▶ _Information given_:
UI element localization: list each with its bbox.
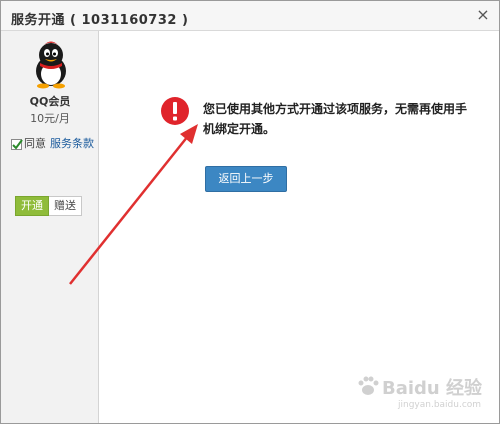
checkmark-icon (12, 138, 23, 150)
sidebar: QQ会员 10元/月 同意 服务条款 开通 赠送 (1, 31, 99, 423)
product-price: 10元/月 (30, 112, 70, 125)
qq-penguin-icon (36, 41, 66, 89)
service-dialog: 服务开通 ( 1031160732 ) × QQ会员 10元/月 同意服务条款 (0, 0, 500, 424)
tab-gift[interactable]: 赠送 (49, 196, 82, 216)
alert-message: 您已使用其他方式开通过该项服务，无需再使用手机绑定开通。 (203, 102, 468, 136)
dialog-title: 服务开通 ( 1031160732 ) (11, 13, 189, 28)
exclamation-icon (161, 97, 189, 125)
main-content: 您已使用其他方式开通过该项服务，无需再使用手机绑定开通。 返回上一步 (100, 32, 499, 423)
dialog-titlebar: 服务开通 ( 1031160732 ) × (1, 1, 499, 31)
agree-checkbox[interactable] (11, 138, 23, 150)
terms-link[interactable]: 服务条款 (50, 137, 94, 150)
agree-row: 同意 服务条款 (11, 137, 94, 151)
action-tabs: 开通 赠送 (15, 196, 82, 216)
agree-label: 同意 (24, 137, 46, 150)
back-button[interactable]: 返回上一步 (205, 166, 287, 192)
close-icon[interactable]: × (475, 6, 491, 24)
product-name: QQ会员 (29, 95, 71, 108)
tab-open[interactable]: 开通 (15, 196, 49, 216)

▶ _What needs to be done_: Extract every line of the records above word for word, leaving out the picture.

▶ _Finished task_:
UI element localization: list each with its bbox.
checkmark-icon (12, 138, 23, 150)
sidebar: QQ会员 10元/月 同意 服务条款 开通 赠送 (1, 31, 99, 423)
product-price: 10元/月 (30, 112, 70, 125)
qq-penguin-icon (36, 41, 66, 89)
service-dialog: 服务开通 ( 1031160732 ) × QQ会员 10元/月 同意服务条款 (0, 0, 500, 424)
tab-gift[interactable]: 赠送 (49, 196, 82, 216)
alert-message: 您已使用其他方式开通过该项服务，无需再使用手机绑定开通。 (203, 102, 468, 136)
dialog-title: 服务开通 ( 1031160732 ) (11, 13, 189, 28)
exclamation-icon (161, 97, 189, 125)
main-content: 您已使用其他方式开通过该项服务，无需再使用手机绑定开通。 返回上一步 (100, 32, 499, 423)
dialog-titlebar: 服务开通 ( 1031160732 ) × (1, 1, 499, 31)
agree-checkbox[interactable] (11, 138, 23, 150)
terms-link[interactable]: 服务条款 (50, 137, 94, 150)
agree-row: 同意 服务条款 (11, 137, 94, 151)
action-tabs: 开通 赠送 (15, 196, 82, 216)
agree-label: 同意 (24, 137, 46, 150)
back-button[interactable]: 返回上一步 (205, 166, 287, 192)
close-icon[interactable]: × (475, 6, 491, 24)
product-name: QQ会员 (29, 95, 71, 108)
tab-open[interactable]: 开通 (15, 196, 49, 216)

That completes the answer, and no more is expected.